**Aim**
Locate each line holding the string "needs" and copy it.

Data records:
++++

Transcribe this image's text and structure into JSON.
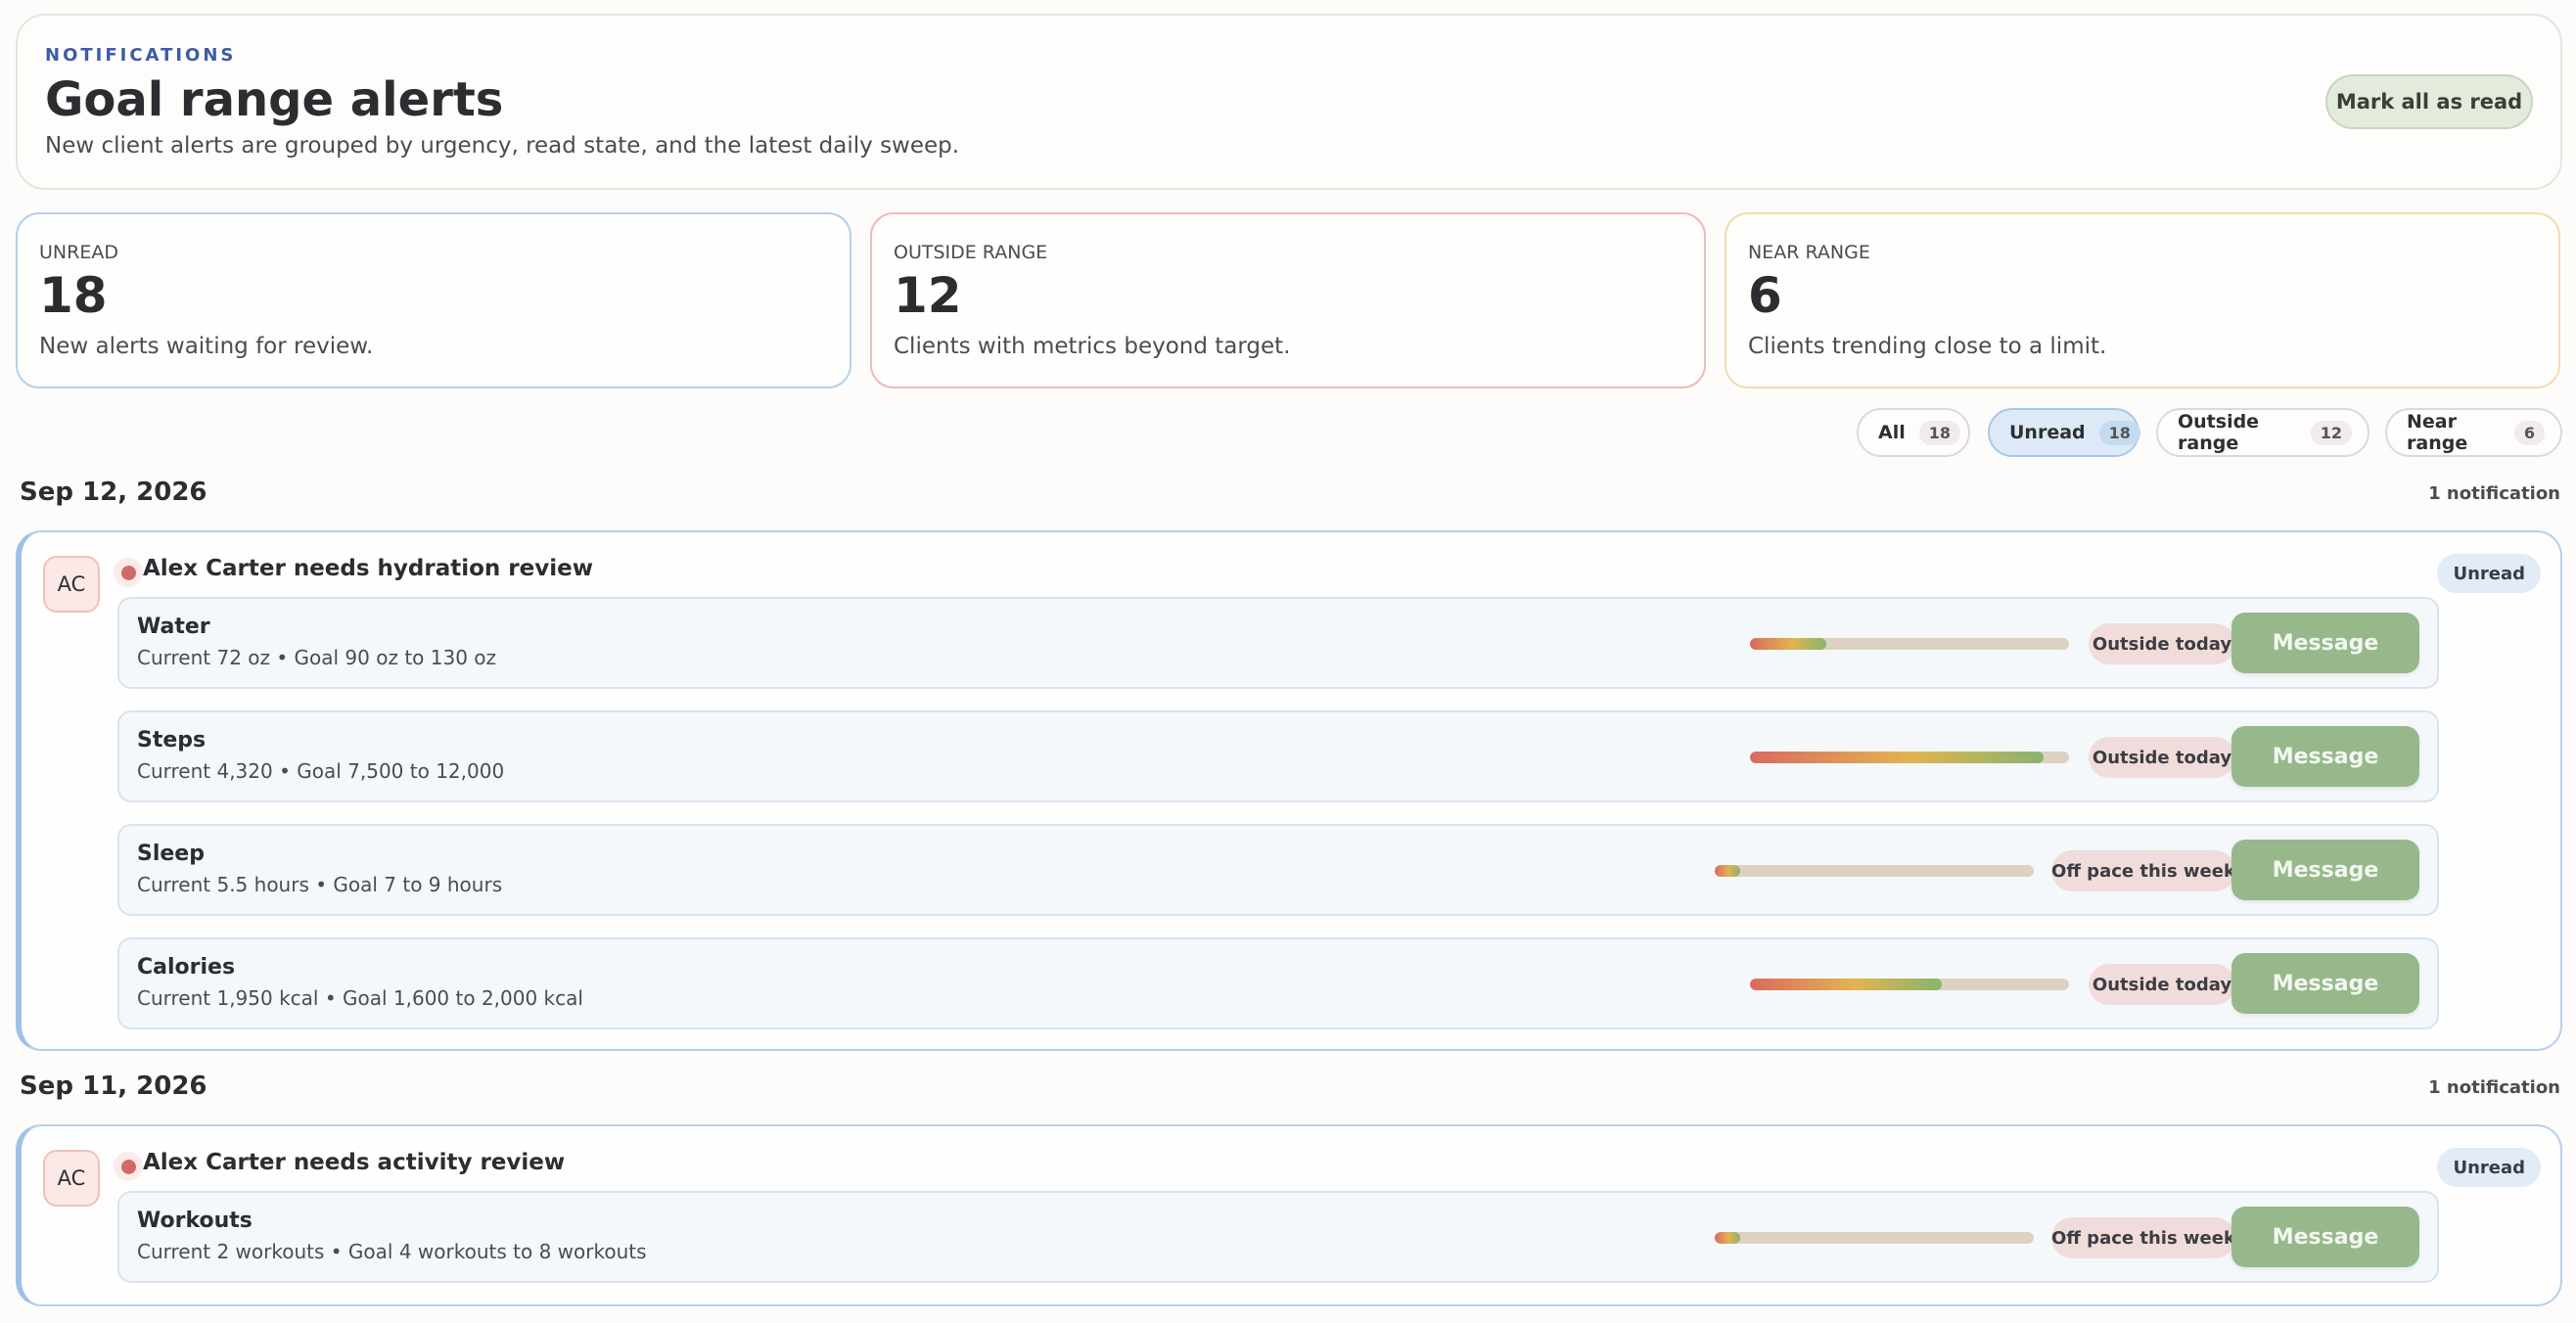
{
  "header": {
    "eyebrow": "NOTIFICATIONS",
    "title": "Goal range alerts",
    "subtitle": "New client alerts are grouped by urgency, read state, and the latest daily sweep.",
    "mark_all_label": "Mark all as read"
  },
  "stats": [
    {
      "label": "UNREAD",
      "value": "18",
      "description": "New alerts waiting for review.",
      "border_color": "#b6d0ea"
    },
    {
      "label": "OUTSIDE RANGE",
      "value": "12",
      "description": "Clients with metrics beyond target.",
      "border_color": "#ecbcb8"
    },
    {
      "label": "NEAR RANGE",
      "value": "6",
      "description": "Clients trending close to a limit.",
      "border_color": "#f2dcb4"
    }
  ],
  "filters": [
    {
      "label": "All",
      "count": "18",
      "active": false
    },
    {
      "label": "Unread",
      "count": "18",
      "active": true
    },
    {
      "label": "Outside range",
      "count": "12",
      "active": false
    },
    {
      "label": "Near range",
      "count": "6",
      "active": false
    }
  ],
  "groups": [
    {
      "date": "Sep 12, 2026",
      "count_label": "1 notification",
      "notification": {
        "avatar": "AC",
        "title": "Alex Carter needs hydration review",
        "status": "Unread",
        "metrics": [
          {
            "name": "Water",
            "detail": "Current 72 oz • Goal 90 oz to 130 oz",
            "progress": 0.24,
            "tag": "Outside today",
            "action": "Message"
          },
          {
            "name": "Steps",
            "detail": "Current 4,320 • Goal 7,500 to 12,000",
            "progress": 0.92,
            "tag": "Outside today",
            "action": "Message"
          },
          {
            "name": "Sleep",
            "detail": "Current 5.5 hours • Goal 7 to 9 hours",
            "progress": 0.08,
            "tag": "Off pace this week",
            "action": "Message"
          },
          {
            "name": "Calories",
            "detail": "Current 1,950 kcal • Goal 1,600 to 2,000 kcal",
            "progress": 0.6,
            "tag": "Outside today",
            "action": "Message"
          }
        ]
      }
    },
    {
      "date": "Sep 11, 2026",
      "count_label": "1 notification",
      "notification": {
        "avatar": "AC",
        "title": "Alex Carter needs activity review",
        "status": "Unread",
        "metrics": [
          {
            "name": "Workouts",
            "detail": "Current 2 workouts • Goal 4 workouts to 8 workouts",
            "progress": 0.08,
            "tag": "Off pace this week",
            "action": "Message"
          }
        ]
      }
    }
  ],
  "colors": {
    "accent": "#3c5ca8",
    "unread_dot": "#d16a66",
    "message_button": "#96b88a",
    "active_filter": "#dde9f6"
  }
}
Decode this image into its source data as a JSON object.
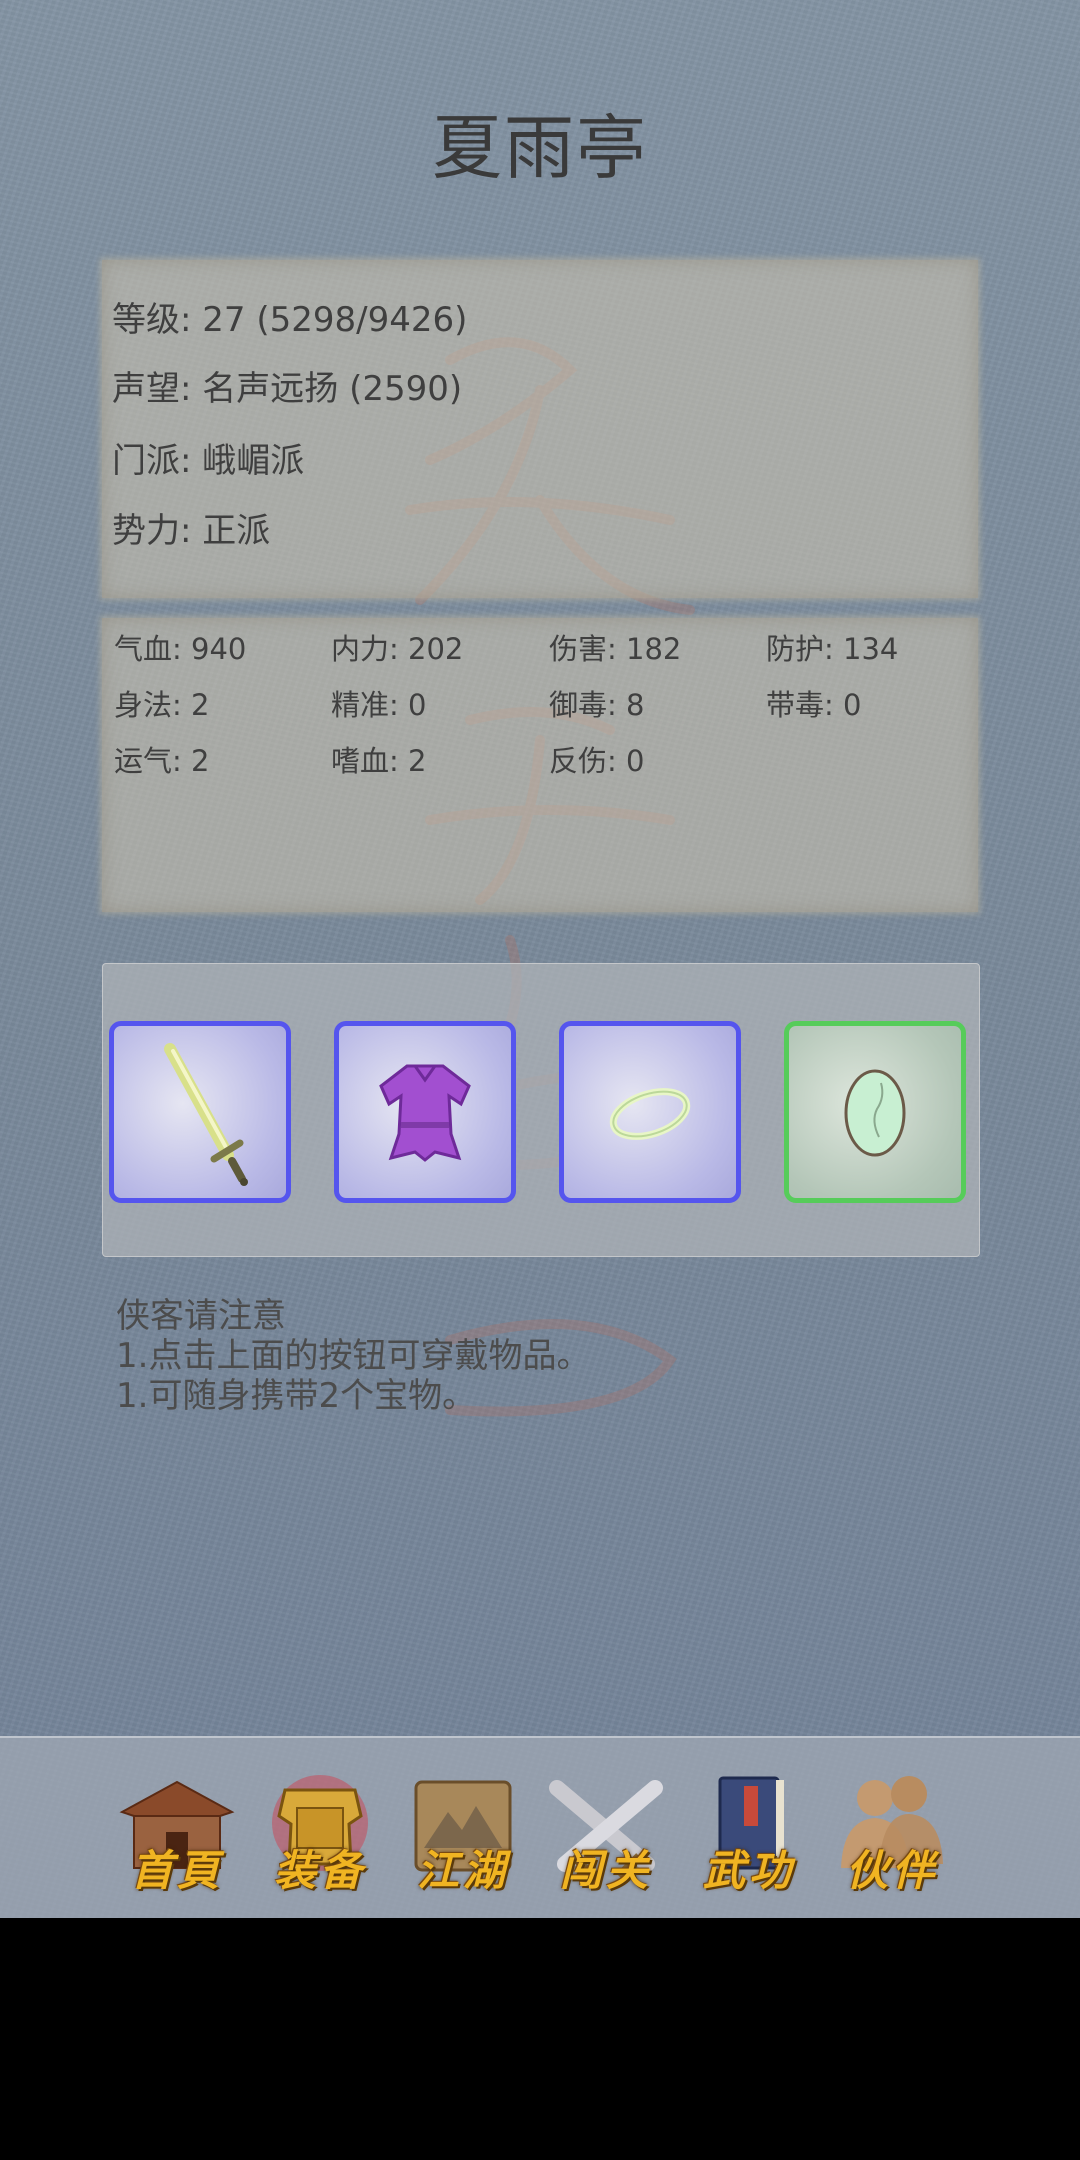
{
  "header": {
    "title": "夏雨亭"
  },
  "info": {
    "level": "等级: 27 (5298/9426)",
    "reputation": "声望: 名声远扬 (2590)",
    "sect": "门派: 峨嵋派",
    "faction": "势力:  正派"
  },
  "stats": [
    "气血: 940",
    "内力: 202",
    "伤害: 182",
    "防护: 134",
    "身法: 2",
    "精准: 0",
    "御毒: 8",
    "带毒: 0",
    "运气: 2",
    "嗜血: 2",
    "反伤: 0"
  ],
  "equipment": [
    {
      "icon": "sword-icon",
      "border_color": "#5555ee"
    },
    {
      "icon": "robe-icon",
      "border_color": "#5555ee"
    },
    {
      "icon": "jade-ring-icon",
      "border_color": "#5555ee"
    },
    {
      "icon": "jade-egg-icon",
      "border_color": "#56cc5a"
    }
  ],
  "notes": {
    "heading": "侠客请注意",
    "line1": "1.点击上面的按钮可穿戴物品。",
    "line2": "1.可随身携带2个宝物。"
  },
  "nav": {
    "home": "首頁",
    "equipment": "装备",
    "jianghu": "江湖",
    "challenge": "闯关",
    "martial": "武功",
    "partner": "伙伴"
  }
}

++++

**Task solution**
        "title": "Alex Carter needs hydration review",
        "title": "Alex Carter needs activity review",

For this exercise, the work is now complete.